*Prompt*
Copy each line of the entries that contains the word "content".

-- START The data --

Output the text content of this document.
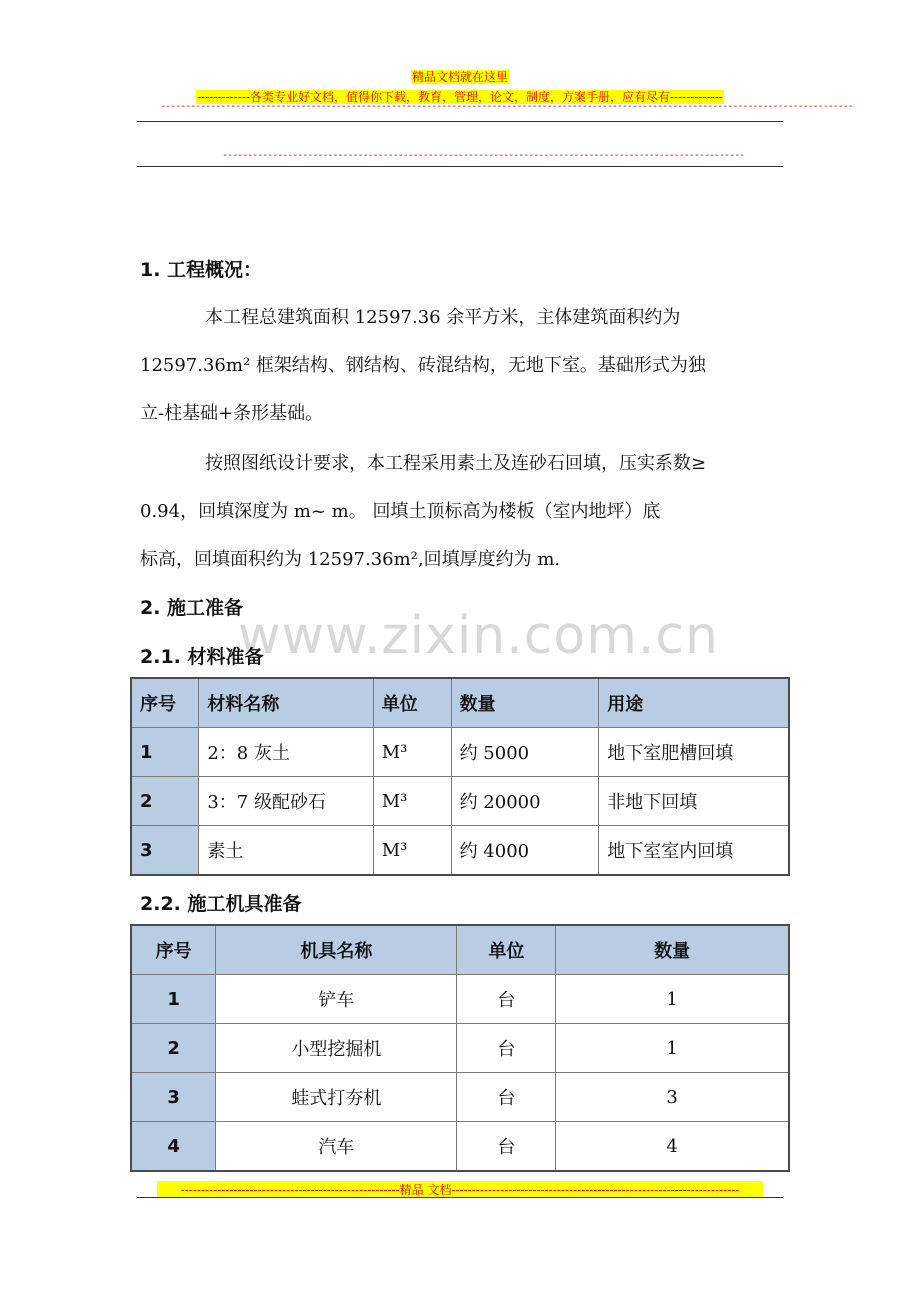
精品文档就在这里
-------------各类专业好文档，值得你下载，教育，管理，论文，制度，方案手册，应有尽有-------------
------------------------------------------------------------------------------------------------------------------------------------------
--------------------------------------------------------------------------------------------------------
www.zixin.com.cn
1. 工程概况：
本工程总建筑面积 12597.36 余平方米，主体建筑面积约为
12597.36m² 框架结构、钢结构、砖混结构，无地下室。基础形式为独
立-柱基础+条形基础。
按照图纸设计要求，本工程采用素土及连砂石回填，压实系数≥
0.94，回填深度为 m~ m。 回填土顶标高为楼板（室内地坪）底
标高，回填面积约为 12597.36m²,回填厚度约为 m.
2. 施工准备
2.1. 材料准备
序号	材料名称	单位	数量	用途
1	2：8 灰土	M³	约 5000	地下室肥槽回填
2	3：7 级配砂石	M³	约 20000	非地下回填
3	素土	M³	约 4000	地下室室内回填
2.2. 施工机具准备
序号	机具名称	单位	数量
1	铲车	台	1
2	小型挖掘机	台	1
3	蛙式打夯机	台	3
4	汽车	台	4
------------------------------------------------------精品 文档-----------------------------------------------------------------------
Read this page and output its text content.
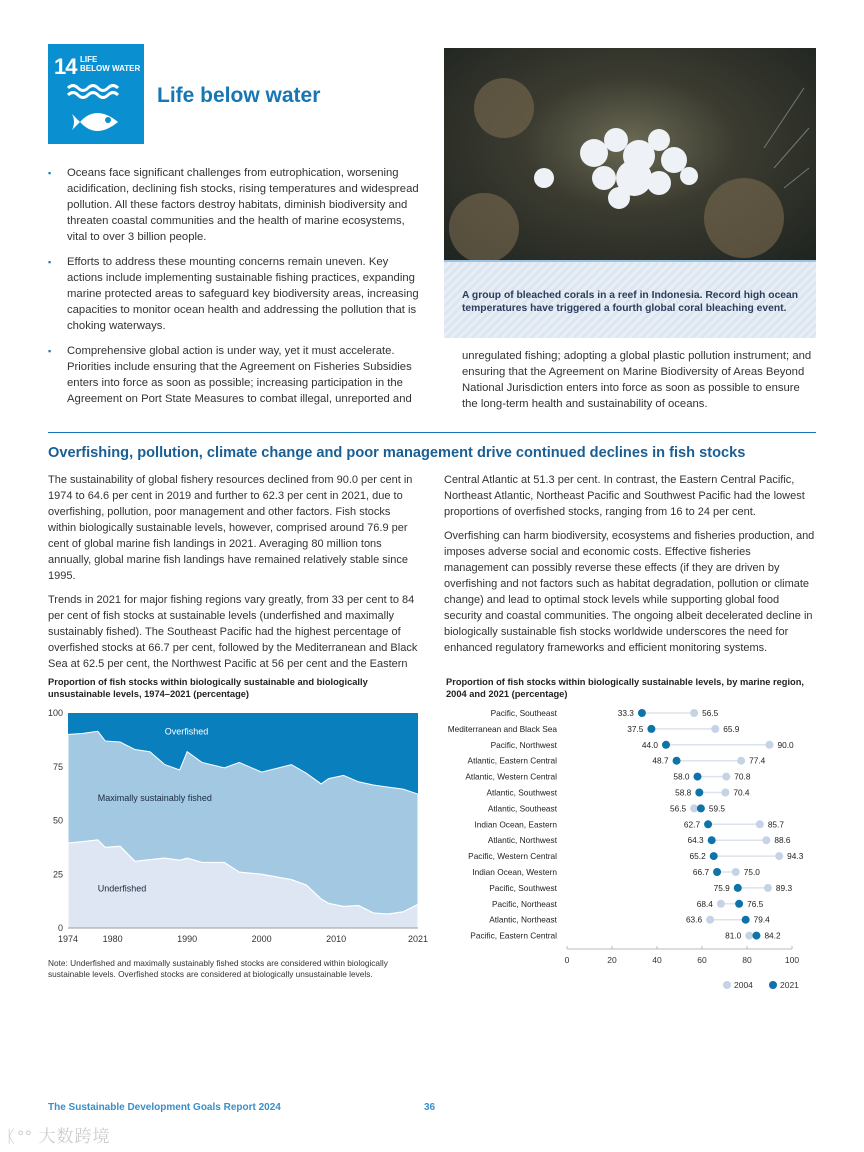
14 LIFE
BELOW WATER
Life below water
▪ Oceans face significant challenges from eutrophication, worsening acidification, declining fish stocks, rising temperatures and widespread pollution. All these factors destroy habitats, diminish biodiversity and threaten coastal communities and the health of marine ecosystems, vital to over 3 billion people.
▪ Efforts to address these mounting concerns remain uneven. Key actions include implementing sustainable fishing practices, expanding marine protected areas to safeguard key biodiversity areas, increasing capacities to monitor ocean health and addressing the pollution that is choking waterways.
▪ Comprehensive global action is under way, yet it must accelerate. Priorities include ensuring that the Agreement on Fisheries Subsidies enters into force as soon as possible; increasing participation in the Agreement on Port State Measures to combat illegal, unreported and

A group of bleached corals in a reef in Indonesia. Record high ocean temperatures have triggered a fourth global coral bleaching event.

unregulated fishing; adopting a global plastic pollution instrument; and ensuring that the Agreement on Marine Biodiversity of Areas Beyond National Jurisdiction enters into force as soon as possible to ensure the long-term health and sustainability of oceans.

Overfishing, pollution, climate change and poor management drive continued declines in fish stocks

The sustainability of global fishery resources declined from 90.0 per cent in 1974 to 64.6 per cent in 2019 and further to 62.3 per cent in 2021, due to overfishing, pollution, poor management and other factors. Fish stocks within biologically sustainable levels, however, comprised around 76.9 per cent of global marine fish landings in 2021. Averaging 80 million tons annually, global marine fish landings have remained relatively stable since 1995.

Trends in 2021 for major fishing regions vary greatly, from 33 per cent to 84 per cent of fish stocks at sustainable levels (underfished and maximally sustainably fished). The Southeast Pacific had the highest percentage of overfished stocks at 66.7 per cent, followed by the Mediterranean and Black Sea at 62.5 per cent, the Northwest Pacific at 56 per cent and the Eastern

Central Atlantic at 51.3 per cent. In contrast, the Eastern Central Pacific, Northeast Atlantic, Northeast Pacific and Southwest Pacific had the lowest proportions of overfished stocks, ranging from 16 to 24 per cent.

Overfishing can harm biodiversity, ecosystems and fisheries production, and imposes adverse social and economic costs. Effective fisheries management can possibly reverse these effects (if they are driven by overfishing and not factors such as habitat degradation, pollution or climate change) and lead to optimal stock levels while supporting global food security and coastal communities. The ongoing albeit decelerated decline in biologically sustainable fish stocks worldwide underscores the need for enhanced regulatory frameworks and efficient monitoring systems.

Proportion of fish stocks within biologically sustainable and biologically unsustainable levels, 1974–2021 (percentage)
0
25
50
75
100
1974	1980	1990	2000	2010	2021
Overfished
Maximally sustainably fished
Underfished

Note: Underfished and maximally sustainably fished stocks are considered within biologically sustainable levels. Overfished stocks are considered at biologically unsustainable levels.

Proportion of fish stocks within biologically sustainable levels, by marine region, 2004 and 2021 (percentage)
Pacific, Southeast	33.3	56.5
Mediterranean and Black Sea	37.5	65.9
Pacific, Northwest	44.0	90.0
Atlantic, Eastern Central	48.7	77.4
Atlantic, Western Central	58.0	70.8
Atlantic, Southwest	58.8	70.4
Atlantic, Southeast	56.5	59.5
Indian Ocean, Eastern	62.7	85.7
Atlantic, Northwest	64.3	88.6
Pacific, Western Central	65.2	94.3
Indian Ocean, Western	66.7	75.0
Pacific, Southwest	75.9	89.3
Pacific, Northeast	68.4	76.5
Atlantic, Northeast	63.6	79.4
Pacific, Eastern Central	81.0	84.2
0	20	40	60	80	100
2004	2021
The Sustainable Development Goals Report 2024	36
ᛕ°° 大数跨境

-- END The data --

*Exercise response*
Output the text content of this document.
Read this page and output its text content.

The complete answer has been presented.